> _Aim of the task_
Type out the material below exactly.

___ Supplied information

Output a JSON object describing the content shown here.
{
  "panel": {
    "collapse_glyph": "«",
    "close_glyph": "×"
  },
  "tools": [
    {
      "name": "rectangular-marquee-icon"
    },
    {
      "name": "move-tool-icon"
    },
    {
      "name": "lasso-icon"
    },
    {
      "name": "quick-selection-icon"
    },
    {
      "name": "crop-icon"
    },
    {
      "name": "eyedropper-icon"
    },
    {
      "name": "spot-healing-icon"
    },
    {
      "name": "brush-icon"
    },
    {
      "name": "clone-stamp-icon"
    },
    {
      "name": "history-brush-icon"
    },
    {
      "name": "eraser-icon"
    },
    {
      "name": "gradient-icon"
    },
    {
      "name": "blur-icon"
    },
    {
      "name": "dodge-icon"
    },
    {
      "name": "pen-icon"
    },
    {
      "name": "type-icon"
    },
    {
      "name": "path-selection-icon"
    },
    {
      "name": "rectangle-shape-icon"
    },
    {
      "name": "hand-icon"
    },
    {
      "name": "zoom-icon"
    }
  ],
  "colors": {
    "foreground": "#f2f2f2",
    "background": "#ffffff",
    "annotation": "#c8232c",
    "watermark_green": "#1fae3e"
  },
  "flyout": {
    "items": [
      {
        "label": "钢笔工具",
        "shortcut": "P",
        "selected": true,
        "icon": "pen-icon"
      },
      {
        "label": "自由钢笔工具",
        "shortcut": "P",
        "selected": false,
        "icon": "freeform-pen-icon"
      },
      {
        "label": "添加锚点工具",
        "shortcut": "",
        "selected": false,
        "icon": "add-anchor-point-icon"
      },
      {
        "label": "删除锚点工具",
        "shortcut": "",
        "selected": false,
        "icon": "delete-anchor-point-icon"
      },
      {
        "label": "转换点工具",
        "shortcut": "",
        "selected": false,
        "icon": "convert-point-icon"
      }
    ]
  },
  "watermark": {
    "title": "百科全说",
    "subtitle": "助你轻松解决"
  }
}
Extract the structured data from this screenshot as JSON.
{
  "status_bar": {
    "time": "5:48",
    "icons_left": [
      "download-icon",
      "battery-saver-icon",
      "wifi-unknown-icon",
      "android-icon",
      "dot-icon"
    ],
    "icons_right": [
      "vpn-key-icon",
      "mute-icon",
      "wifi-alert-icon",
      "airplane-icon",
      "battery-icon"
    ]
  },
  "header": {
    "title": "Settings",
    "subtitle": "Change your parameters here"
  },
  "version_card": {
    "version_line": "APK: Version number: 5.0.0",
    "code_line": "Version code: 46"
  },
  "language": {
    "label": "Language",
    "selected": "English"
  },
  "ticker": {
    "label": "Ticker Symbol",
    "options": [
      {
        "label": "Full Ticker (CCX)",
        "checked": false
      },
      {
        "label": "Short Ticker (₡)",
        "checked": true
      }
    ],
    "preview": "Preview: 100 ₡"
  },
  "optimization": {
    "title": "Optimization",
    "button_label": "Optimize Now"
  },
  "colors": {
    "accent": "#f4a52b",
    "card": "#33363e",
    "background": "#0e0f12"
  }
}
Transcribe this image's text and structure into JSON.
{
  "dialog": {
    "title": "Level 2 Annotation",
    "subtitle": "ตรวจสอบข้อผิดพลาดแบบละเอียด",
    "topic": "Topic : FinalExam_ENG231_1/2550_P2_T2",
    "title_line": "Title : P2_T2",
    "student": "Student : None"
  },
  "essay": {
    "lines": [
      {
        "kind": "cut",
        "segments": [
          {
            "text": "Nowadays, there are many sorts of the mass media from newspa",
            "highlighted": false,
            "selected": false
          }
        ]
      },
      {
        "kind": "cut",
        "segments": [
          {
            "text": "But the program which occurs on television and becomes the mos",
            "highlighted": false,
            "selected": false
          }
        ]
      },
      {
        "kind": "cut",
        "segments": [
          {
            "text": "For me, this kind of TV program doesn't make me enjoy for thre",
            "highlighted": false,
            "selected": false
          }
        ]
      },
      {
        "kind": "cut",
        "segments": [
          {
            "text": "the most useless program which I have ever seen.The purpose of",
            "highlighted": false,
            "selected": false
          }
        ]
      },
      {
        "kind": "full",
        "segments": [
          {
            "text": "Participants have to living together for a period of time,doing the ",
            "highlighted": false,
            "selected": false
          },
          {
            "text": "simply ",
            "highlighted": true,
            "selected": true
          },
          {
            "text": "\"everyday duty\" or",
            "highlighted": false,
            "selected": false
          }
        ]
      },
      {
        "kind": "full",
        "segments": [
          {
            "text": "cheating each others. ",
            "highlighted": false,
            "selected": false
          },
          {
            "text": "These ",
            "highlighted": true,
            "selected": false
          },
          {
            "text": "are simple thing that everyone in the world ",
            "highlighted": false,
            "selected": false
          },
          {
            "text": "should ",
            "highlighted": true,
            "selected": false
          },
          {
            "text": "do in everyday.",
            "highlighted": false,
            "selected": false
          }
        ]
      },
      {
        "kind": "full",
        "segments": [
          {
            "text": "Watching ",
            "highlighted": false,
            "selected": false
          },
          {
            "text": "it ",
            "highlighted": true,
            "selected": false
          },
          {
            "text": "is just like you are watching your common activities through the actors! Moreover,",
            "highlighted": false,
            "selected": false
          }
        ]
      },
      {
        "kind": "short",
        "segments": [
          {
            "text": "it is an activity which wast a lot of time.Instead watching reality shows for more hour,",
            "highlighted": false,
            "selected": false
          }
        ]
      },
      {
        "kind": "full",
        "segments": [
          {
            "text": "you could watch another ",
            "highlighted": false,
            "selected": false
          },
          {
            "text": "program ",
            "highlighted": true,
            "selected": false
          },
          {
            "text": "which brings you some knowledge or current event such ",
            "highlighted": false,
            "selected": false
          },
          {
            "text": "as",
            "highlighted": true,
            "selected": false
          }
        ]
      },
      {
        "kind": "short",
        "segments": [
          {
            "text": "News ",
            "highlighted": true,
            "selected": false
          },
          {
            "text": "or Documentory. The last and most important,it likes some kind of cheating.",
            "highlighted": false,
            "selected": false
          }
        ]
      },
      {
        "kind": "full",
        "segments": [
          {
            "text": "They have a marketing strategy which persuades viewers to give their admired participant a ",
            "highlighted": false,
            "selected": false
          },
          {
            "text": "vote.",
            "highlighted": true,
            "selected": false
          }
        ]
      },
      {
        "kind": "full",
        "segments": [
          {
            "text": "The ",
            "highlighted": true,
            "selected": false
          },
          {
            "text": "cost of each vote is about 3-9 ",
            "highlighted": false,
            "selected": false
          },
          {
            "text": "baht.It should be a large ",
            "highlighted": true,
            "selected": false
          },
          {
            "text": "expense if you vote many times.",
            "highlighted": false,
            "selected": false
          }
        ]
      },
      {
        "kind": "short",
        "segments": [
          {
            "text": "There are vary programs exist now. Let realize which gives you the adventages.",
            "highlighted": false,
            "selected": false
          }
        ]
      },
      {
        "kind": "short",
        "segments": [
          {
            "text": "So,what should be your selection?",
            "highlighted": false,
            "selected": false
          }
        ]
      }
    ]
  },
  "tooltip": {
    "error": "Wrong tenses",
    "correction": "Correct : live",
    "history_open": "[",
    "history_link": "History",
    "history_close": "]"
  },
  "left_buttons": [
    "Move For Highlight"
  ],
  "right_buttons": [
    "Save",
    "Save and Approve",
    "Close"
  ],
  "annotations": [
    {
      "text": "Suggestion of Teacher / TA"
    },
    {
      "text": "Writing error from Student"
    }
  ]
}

______

> _Written response_
Output a JSON object describing the content shown here.
{
  "panel": {
    "collapse_glyph": "«",
    "close_glyph": "×"
  },
  "tools": [
    {
      "name": "rectangular-marquee-icon"
    },
    {
      "name": "move-tool-icon"
    },
    {
      "name": "lasso-icon"
    },
    {
      "name": "quick-selection-icon"
    },
    {
      "name": "crop-icon"
    },
    {
      "name": "eyedropper-icon"
    },
    {
      "name": "spot-healing-icon"
    },
    {
      "name": "brush-icon"
    },
    {
      "name": "clone-stamp-icon"
    },
    {
      "name": "history-brush-icon"
    },
    {
      "name": "eraser-icon"
    },
    {
      "name": "gradient-icon"
    },
    {
      "name": "blur-icon"
    },
    {
      "name": "dodge-icon"
    },
    {
      "name": "pen-icon"
    },
    {
      "name": "type-icon"
    },
    {
      "name": "path-selection-icon"
    },
    {
      "name": "rectangle-shape-icon"
    },
    {
      "name": "hand-icon"
    },
    {
      "name": "zoom-icon"
    }
  ],
  "colors": {
    "foreground": "#f2f2f2",
    "background": "#ffffff",
    "annotation": "#c8232c",
    "watermark_green": "#1fae3e"
  },
  "flyout": {
    "items": [
      {
        "label": "钢笔工具",
        "shortcut": "P",
        "selected": true,
        "icon": "pen-icon"
      },
      {
        "label": "自由钢笔工具",
        "shortcut": "P",
        "selected": false,
        "icon": "freeform-pen-icon"
      },
      {
        "label": "添加锚点工具",
        "shortcut": "",
        "selected": false,
        "icon": "add-anchor-point-icon"
      },
      {
        "label": "删除锚点工具",
        "shortcut": "",
        "selected": false,
        "icon": "delete-anchor-point-icon"
      },
      {
        "label": "转换点工具",
        "shortcut": "",
        "selected": false,
        "icon": "convert-point-icon"
      }
    ]
  },
  "watermark": {
    "title": "百科全说",
    "subtitle": "助你轻松解决"
  }
}
Extract the structured data from this screenshot as JSON.
{
  "status_bar": {
    "time": "5:48",
    "icons_left": [
      "download-icon",
      "battery-saver-icon",
      "wifi-unknown-icon",
      "android-icon",
      "dot-icon"
    ],
    "icons_right": [
      "vpn-key-icon",
      "mute-icon",
      "wifi-alert-icon",
      "airplane-icon",
      "battery-icon"
    ]
  },
  "header": {
    "title": "Settings",
    "subtitle": "Change your parameters here"
  },
  "version_card": {
    "version_line": "APK: Version number: 5.0.0",
    "code_line": "Version code: 46"
  },
  "language": {
    "label": "Language",
    "selected": "English"
  },
  "ticker": {
    "label": "Ticker Symbol",
    "options": [
      {
        "label": "Full Ticker (CCX)",
        "checked": false
      },
      {
        "label": "Short Ticker (₡)",
        "checked": true
      }
    ],
    "preview": "Preview: 100 ₡"
  },
  "optimization": {
    "title": "Optimization",
    "button_label": "Optimize Now"
  },
  "colors": {
    "accent": "#f4a52b",
    "card": "#33363e",
    "background": "#0e0f12"
  }
}
Transcribe this image's text and structure into JSON.
{
  "dialog": {
    "title": "Level 2 Annotation",
    "subtitle": "ตรวจสอบข้อผิดพลาดแบบละเอียด",
    "topic": "Topic : FinalExam_ENG231_1/2550_P2_T2",
    "title_line": "Title : P2_T2",
    "student": "Student : None"
  },
  "essay": {
    "lines": [
      {
        "kind": "cut",
        "segments": [
          {
            "text": "Nowadays, there are many sorts of the mass media from newspa",
            "highlighted": false,
            "selected": false
          }
        ]
      },
      {
        "kind": "cut",
        "segments": [
          {
            "text": "But the program which occurs on television and becomes the mos",
            "highlighted": false,
            "selected": false
          }
        ]
      },
      {
        "kind": "cut",
        "segments": [
          {
            "text": "For me, this kind of TV program doesn't make me enjoy for thre",
            "highlighted": false,
            "selected": false
          }
        ]
      },
      {
        "kind": "cut",
        "segments": [
          {
            "text": "the most useless program which I have ever seen.The purpose of",
            "highlighted": false,
            "selected": false
          }
        ]
      },
      {
        "kind": "full",
        "segments": [
          {
            "text": "Participants have to living together for a period of time,doing the ",
            "highlighted": false,
            "selected": false
          },
          {
            "text": "simply ",
            "highlighted": true,
            "selected": true
          },
          {
            "text": "\"everyday duty\" or",
            "highlighted": false,
            "selected": false
          }
        ]
      },
      {
        "kind": "full",
        "segments": [
          {
            "text": "cheating each others. ",
            "highlighted": false,
            "selected": false
          },
          {
            "text": "These ",
            "highlighted": true,
            "selected": false
          },
          {
            "text": "are simple thing that everyone in the world ",
            "highlighted": false,
            "selected": false
          },
          {
            "text": "should ",
            "highlighted": true,
            "selected": false
          },
          {
            "text": "do in everyday.",
            "highlighted": false,
            "selected": false
          }
        ]
      },
      {
        "kind": "full",
        "segments": [
          {
            "text": "Watching ",
            "highlighted": false,
            "selected": false
          },
          {
            "text": "it ",
            "highlighted": true,
            "selected": false
          },
          {
            "text": "is just like you are watching your common activities through the actors! Moreover,",
            "highlighted": false,
            "selected": false
          }
        ]
      },
      {
        "kind": "short",
        "segments": [
          {
            "text": "it is an activity which wast a lot of time.Instead watching reality shows for more hour,",
            "highlighted": false,
            "selected": false
          }
        ]
      },
      {
        "kind": "full",
        "segments": [
          {
            "text": "you could watch another ",
            "highlighted": false,
            "selected": false
          },
          {
            "text": "program ",
            "highlighted": true,
            "selected": false
          },
          {
            "text": "which brings you some knowledge or current event such ",
            "highlighted": false,
            "selected": false
          },
          {
            "text": "as",
            "highlighted": true,
            "selected": false
          }
        ]
      },
      {
        "kind": "short",
        "segments": [
          {
            "text": "News ",
            "highlighted": true,
            "selected": false
          },
          {
            "text": "or Documentory. The last and most important,it likes some kind of cheating.",
            "highlighted": false,
            "selected": false
          }
        ]
      },
      {
        "kind": "full",
        "segments": [
          {
            "text": "They have a marketing strategy which persuades viewers to give their admired participant a ",
            "highlighted": false,
            "selected": false
          },
          {
            "text": "vote.",
            "highlighted": true,
            "selected": false
          }
        ]
      },
      {
        "kind": "full",
        "segments": [
          {
            "text": "The ",
            "highlighted": true,
            "selected": false
          },
          {
            "text": "cost of each vote is about 3-9 ",
            "highlighted": false,
            "selected": false
          },
          {
            "text": "baht.It should be a large ",
            "highlighted": true,
            "selected": false
          },
          {
            "text": "expense if you vote many times.",
            "highlighted": false,
            "selected": false
          }
        ]
      },
      {
        "kind": "short",
        "segments": [
          {
            "text": "There are vary programs exist now. Let realize which gives you the adventages.",
            "highlighted": false,
            "selected": false
          }
        ]
      },
      {
        "kind": "short",
        "segments": [
          {
            "text": "So,what should be your selection?",
            "highlighted": false,
            "selected": false
          }
        ]
      }
    ]
  },
  "tooltip": {
    "error": "Wrong tenses",
    "correction": "Correct : live",
    "history_open": "[",
    "history_link": "History",
    "history_close": "]"
  },
  "left_buttons": [
    "Move For Highlight"
  ],
  "right_buttons": [
    "Save",
    "Save and Approve",
    "Close"
  ],
  "annotations": [
    {
      "text": "Suggestion of Teacher / TA"
    },
    {
      "text": "Writing error from Student"
    }
  ]
}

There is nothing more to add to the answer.